***** Records to use *****
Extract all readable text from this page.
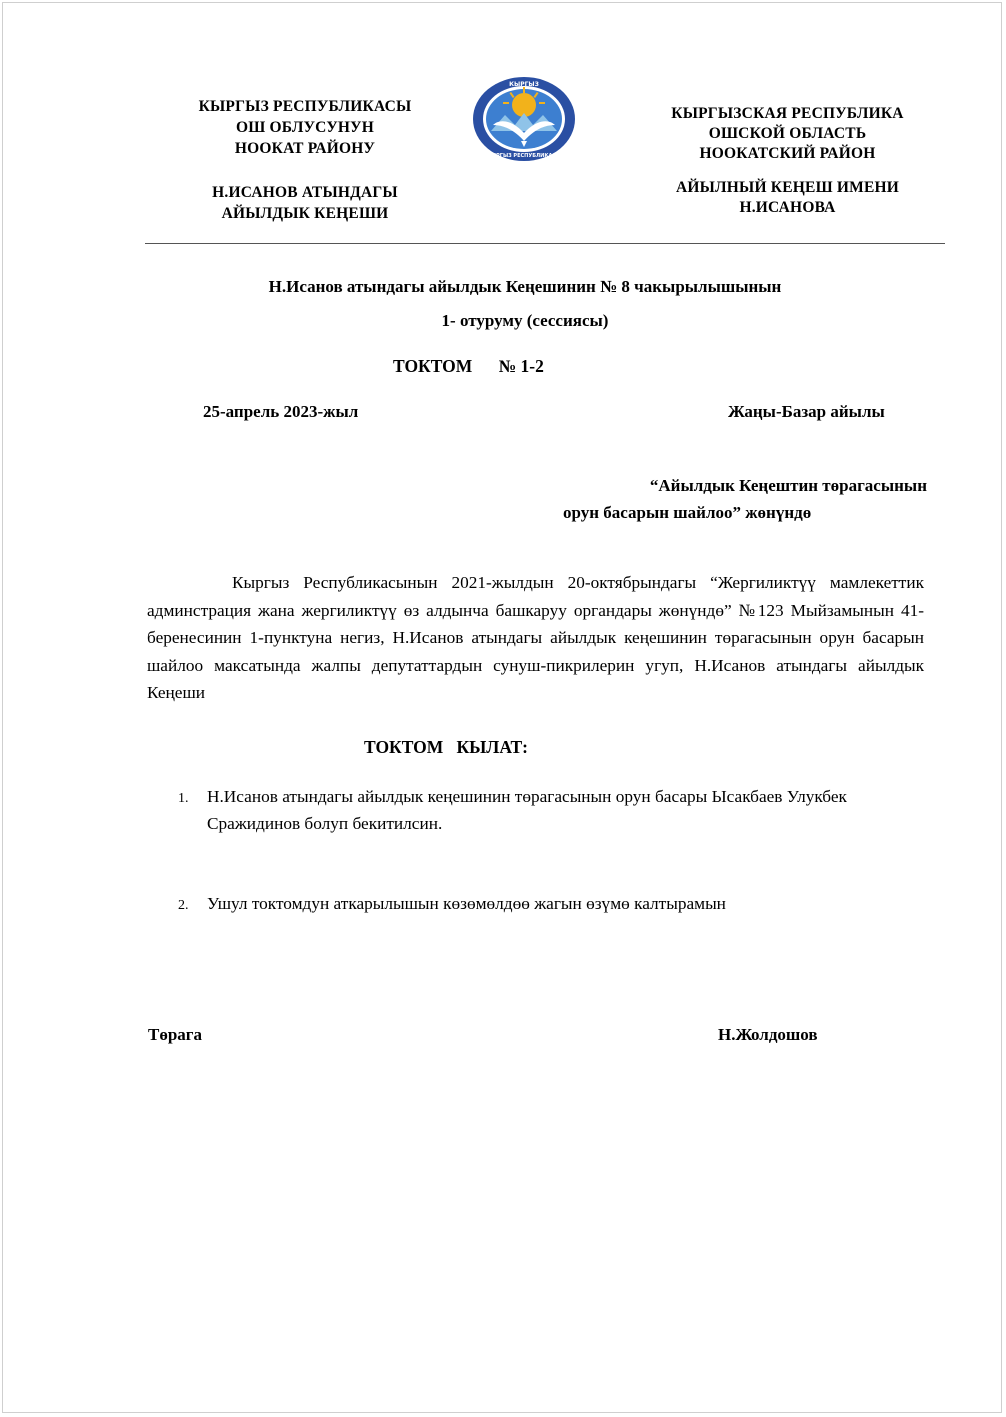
КЫРГЫЗ РЕСПУБЛИКАСЫ
ОШ ОБЛУСУНУН
НООКАТ РАЙОНУ
Н.ИСАНОВ АТЫНДАГЫ
АЙЫЛДЫК КЕҢЕШИ
КЫРГЫЗ
КЫРГЫЗ РЕСПУБЛИКАСЫ
КЫРГЫЗСКАЯ РЕСПУБЛИКА
ОШСКОЙ ОБЛАСТЬ
НООКАТСКИЙ РАЙОН
АЙЫЛНЫЙ КЕҢЕШ ИМЕНИ
Н.ИСАНОВА
Н.Исанов атындагы айылдык Кеңешинин № 8 чакырылышынын
1- отуруму (сессиясы)
ТОКТОМ      № 1-2
25-апрель 2023-жыл	Жаңы-Базар айылы
“Айылдык Кеңештин төрагасынын
орун басарын шайлоо” жөнүндө
Кыргыз Республикасынын 2021-жылдын 20-октябрындагы “Жергиликтүү мамлекеттик админстрация жана жергиликтүү өз алдынча башкаруу органдары жөнүндө” №123 Мыйзамынын 41-беренесинин 1-пунктуна негиз, Н.Исанов атындагы айылдык кеңешинин төрагасынын орун басарын шайлоо максатында жалпы депутаттардын сунуш-пикрилерин угуп, Н.Исанов атындагы айылдык Кеңеши
ТОКТОМ   КЫЛАТ:
1. Н.Исанов атындагы айылдык кеңешинин төрагасынын орун басары Ысакбаев Улукбек Сражидинов болуп бекитилсин.
2. Ушул токтомдун аткарылышын көзөмөлдөө жагын өзүмө калтырамын
Төрага	Н.Жолдошов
*****
* [Your objective]
Return to the listing above and set it down exactly, leaving out its pictures.

* [Response for this exercise]
Extract all readable text from this page.
КЫРГЫЗ РЕСПУБЛИКАСЫ
ОШ ОБЛУСУНУН
НООКАТ РАЙОНУ
Н.ИСАНОВ АТЫНДАГЫ
АЙЫЛДЫК КЕҢЕШИ
КЫРГЫЗ
КЫРГЫЗ РЕСПУБЛИКАСЫ
КЫРГЫЗСКАЯ РЕСПУБЛИКА
ОШСКОЙ ОБЛАСТЬ
НООКАТСКИЙ РАЙОН
АЙЫЛНЫЙ КЕҢЕШ ИМЕНИ
Н.ИСАНОВА
Н.Исанов атындагы айылдык Кеңешинин № 8 чакырылышынын
1- отуруму (сессиясы)
ТОКТОМ      № 1-2
25-апрель 2023-жыл	Жаңы-Базар айылы
“Айылдык Кеңештин төрагасынын
орун басарын шайлоо” жөнүндө
Кыргыз Республикасынын 2021-жылдын 20-октябрындагы “Жергиликтүү мамлекеттик админстрация жана жергиликтүү өз алдынча башкаруу органдары жөнүндө” №123 Мыйзамынын 41-беренесинин 1-пунктуна негиз, Н.Исанов атындагы айылдык кеңешинин төрагасынын орун басарын шайлоо максатында жалпы депутаттардын сунуш-пикрилерин угуп, Н.Исанов атындагы айылдык Кеңеши
ТОКТОМ   КЫЛАТ:
1. Н.Исанов атындагы айылдык кеңешинин төрагасынын орун басары Ысакбаев Улукбек Сражидинов болуп бекитилсин.
2. Ушул токтомдун аткарылышын көзөмөлдөө жагын өзүмө калтырамын
Төрага	Н.Жолдошов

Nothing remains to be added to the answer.